** START Input records **

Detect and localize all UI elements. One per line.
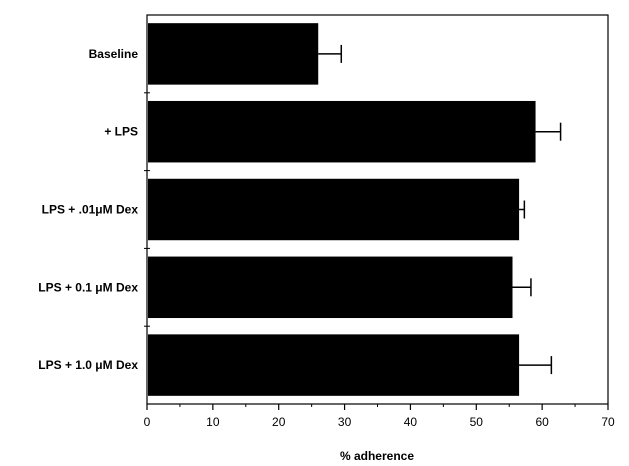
bars-layer bbox=[148, 23, 536, 396]
error-bars-layer bbox=[318, 44, 562, 375]
x-tick-label: 20 bbox=[272, 415, 286, 429]
x-tick-label: 60 bbox=[535, 415, 549, 429]
category-labels: Baseline + LPS LPS + .01μM Dex LPS + 0.1 μM… bbox=[38, 47, 138, 372]
bar bbox=[148, 334, 520, 396]
bar bbox=[148, 178, 520, 241]
bar bbox=[148, 100, 536, 163]
category-label: Baseline bbox=[89, 47, 139, 61]
category-label: LPS + 1.0 μM Dex bbox=[38, 358, 138, 372]
x-tick-label: 10 bbox=[206, 415, 220, 429]
bar bbox=[148, 23, 319, 85]
y-axis-ticks bbox=[144, 92, 150, 327]
x-tick-label: 70 bbox=[601, 415, 615, 429]
category-label: + LPS bbox=[104, 125, 138, 139]
x-axis-title: % adherence bbox=[340, 449, 414, 463]
x-tick-label: 0 bbox=[144, 415, 151, 429]
category-label: LPS + 0.1 μM Dex bbox=[38, 280, 138, 294]
x-tick-label: 50 bbox=[470, 415, 484, 429]
category-label: LPS + .01μM Dex bbox=[42, 203, 139, 217]
x-tick-label: 30 bbox=[338, 415, 352, 429]
bar bbox=[148, 256, 513, 319]
x-tick-label: 40 bbox=[404, 415, 418, 429]
x-axis-ticks: 0 10 20 30 40 50 60 70 bbox=[144, 404, 615, 429]
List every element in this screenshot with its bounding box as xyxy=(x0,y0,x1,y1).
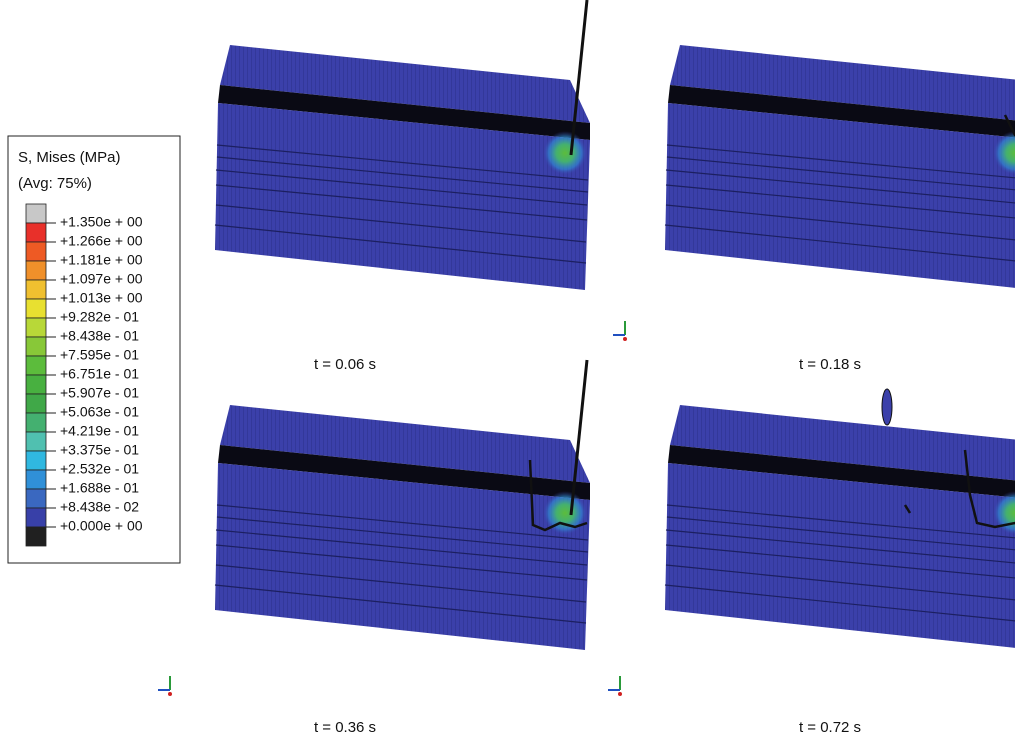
color-band xyxy=(26,375,46,394)
legend-label: +9.282e - 01 xyxy=(60,309,139,325)
color-band xyxy=(26,299,46,318)
simulation-panel xyxy=(215,0,590,290)
legend-label: +5.907e - 01 xyxy=(60,385,139,401)
axis-triad xyxy=(158,676,172,696)
panel-caption: t = 0.72 s xyxy=(799,719,861,736)
legend-label: +1.688e - 01 xyxy=(60,480,139,496)
legend-label: +1.350e + 00 xyxy=(60,214,143,230)
simulation-panel xyxy=(215,360,590,650)
legend-label: +4.219e - 01 xyxy=(60,423,139,439)
color-band xyxy=(26,280,46,299)
legend-subtitle: (Avg: 75%) xyxy=(18,175,92,192)
legend-label: +6.751e - 01 xyxy=(60,366,139,382)
color-band xyxy=(26,337,46,356)
axis-triad xyxy=(608,676,622,696)
legend-label: +8.438e - 01 xyxy=(60,328,139,344)
legend-label: +2.532e - 01 xyxy=(60,461,139,477)
legend-label: +8.438e - 02 xyxy=(60,499,139,515)
legend: S, Mises (MPa) (Avg: 75%) +1.350e + 00 +1… xyxy=(8,136,180,563)
legend-title: S, Mises (MPa) xyxy=(18,149,121,166)
color-band xyxy=(26,394,46,413)
color-band xyxy=(26,204,46,223)
color-band xyxy=(26,223,46,242)
simulation-panel xyxy=(665,0,1015,290)
legend-label: +7.595e - 01 xyxy=(60,347,139,363)
color-band xyxy=(26,356,46,375)
color-band xyxy=(26,451,46,470)
simulation-panel xyxy=(665,360,1015,650)
legend-label: +5.063e - 01 xyxy=(60,404,139,420)
color-band xyxy=(26,470,46,489)
color-band xyxy=(26,261,46,280)
color-band xyxy=(26,508,46,527)
color-band xyxy=(26,413,46,432)
legend-label: +1.181e + 00 xyxy=(60,252,143,268)
axis-triad xyxy=(613,321,627,341)
color-band xyxy=(26,318,46,337)
color-band xyxy=(26,432,46,451)
panel-caption: t = 0.36 s xyxy=(314,719,376,736)
color-band xyxy=(26,489,46,508)
legend-label: +1.097e + 00 xyxy=(60,271,143,287)
color-band xyxy=(26,242,46,261)
legend-label: +1.013e + 00 xyxy=(60,290,143,306)
legend-label: +1.266e + 00 xyxy=(60,233,143,249)
color-band xyxy=(26,527,46,546)
panel-caption: t = 0.06 s xyxy=(314,356,376,373)
legend-label: +3.375e - 01 xyxy=(60,442,139,458)
panel-caption: t = 0.18 s xyxy=(799,356,861,373)
figure: S, Mises (MPa) (Avg: 75%) +1.350e + 00 +1… xyxy=(0,0,1015,742)
legend-label: +0.000e + 00 xyxy=(60,518,143,534)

** END Input records **

● Requirement: Copy every line of the items above exactly as it appears, leaving out the pictures.

● Solution to this exercise:
Detect and localize all UI elements. One per line.
bars-layer bbox=[148, 23, 536, 396]
error-bars-layer bbox=[318, 44, 562, 375]
x-tick-label: 20 bbox=[272, 415, 286, 429]
x-tick-label: 60 bbox=[535, 415, 549, 429]
category-labels: Baseline + LPS LPS + .01μM Dex LPS + 0.1 μM… bbox=[38, 47, 138, 372]
bar bbox=[148, 334, 520, 396]
bar bbox=[148, 178, 520, 241]
bar bbox=[148, 100, 536, 163]
category-label: Baseline bbox=[89, 47, 139, 61]
category-label: LPS + 1.0 μM Dex bbox=[38, 358, 138, 372]
x-tick-label: 10 bbox=[206, 415, 220, 429]
bar bbox=[148, 23, 319, 85]
y-axis-ticks bbox=[144, 92, 150, 327]
x-tick-label: 70 bbox=[601, 415, 615, 429]
category-label: + LPS bbox=[104, 125, 138, 139]
x-axis-title: % adherence bbox=[340, 449, 414, 463]
x-tick-label: 0 bbox=[144, 415, 151, 429]
category-label: LPS + 0.1 μM Dex bbox=[38, 280, 138, 294]
x-tick-label: 50 bbox=[470, 415, 484, 429]
category-label: LPS + .01μM Dex bbox=[42, 203, 139, 217]
x-tick-label: 30 bbox=[338, 415, 352, 429]
bar bbox=[148, 256, 513, 319]
x-tick-label: 40 bbox=[404, 415, 418, 429]
x-axis-ticks: 0 10 20 30 40 50 60 70 bbox=[144, 404, 615, 429]
List every element in this screenshot with its bounding box as xyxy=(x0,y0,x1,y1).
color-band xyxy=(26,375,46,394)
legend-label: +9.282e - 01 xyxy=(60,309,139,325)
color-band xyxy=(26,299,46,318)
simulation-panel xyxy=(215,0,590,290)
legend-label: +5.907e - 01 xyxy=(60,385,139,401)
axis-triad xyxy=(158,676,172,696)
panel-caption: t = 0.72 s xyxy=(799,719,861,736)
legend-label: +1.688e - 01 xyxy=(60,480,139,496)
legend-label: +1.350e + 00 xyxy=(60,214,143,230)
simulation-panel xyxy=(215,360,590,650)
legend-label: +4.219e - 01 xyxy=(60,423,139,439)
color-band xyxy=(26,280,46,299)
legend-subtitle: (Avg: 75%) xyxy=(18,175,92,192)
legend-label: +6.751e - 01 xyxy=(60,366,139,382)
color-band xyxy=(26,337,46,356)
axis-triad xyxy=(608,676,622,696)
legend-label: +8.438e - 01 xyxy=(60,328,139,344)
legend-label: +2.532e - 01 xyxy=(60,461,139,477)
legend-label: +8.438e - 02 xyxy=(60,499,139,515)
legend: S, Mises (MPa) (Avg: 75%) +1.350e + 00 +1… xyxy=(8,136,180,563)
legend-title: S, Mises (MPa) xyxy=(18,149,121,166)
color-band xyxy=(26,394,46,413)
color-band xyxy=(26,204,46,223)
color-band xyxy=(26,223,46,242)
simulation-panel xyxy=(665,0,1015,290)
legend-label: +7.595e - 01 xyxy=(60,347,139,363)
color-band xyxy=(26,356,46,375)
color-band xyxy=(26,451,46,470)
simulation-panel xyxy=(665,360,1015,650)
legend-label: +5.063e - 01 xyxy=(60,404,139,420)
color-band xyxy=(26,470,46,489)
color-band xyxy=(26,261,46,280)
color-band xyxy=(26,508,46,527)
color-band xyxy=(26,413,46,432)
legend-label: +1.181e + 00 xyxy=(60,252,143,268)
axis-triad xyxy=(613,321,627,341)
color-band xyxy=(26,318,46,337)
color-band xyxy=(26,432,46,451)
panel-caption: t = 0.36 s xyxy=(314,719,376,736)
color-band xyxy=(26,489,46,508)
legend-label: +1.097e + 00 xyxy=(60,271,143,287)
color-band xyxy=(26,242,46,261)
legend-label: +1.013e + 00 xyxy=(60,290,143,306)
legend-label: +1.266e + 00 xyxy=(60,233,143,249)
color-band xyxy=(26,527,46,546)
panel-caption: t = 0.06 s xyxy=(314,356,376,373)
legend-label: +3.375e - 01 xyxy=(60,442,139,458)
panel-caption: t = 0.18 s xyxy=(799,356,861,373)
figure: S, Mises (MPa) (Avg: 75%) +1.350e + 00 +1… xyxy=(0,0,1015,742)
legend-label: +0.000e + 00 xyxy=(60,518,143,534)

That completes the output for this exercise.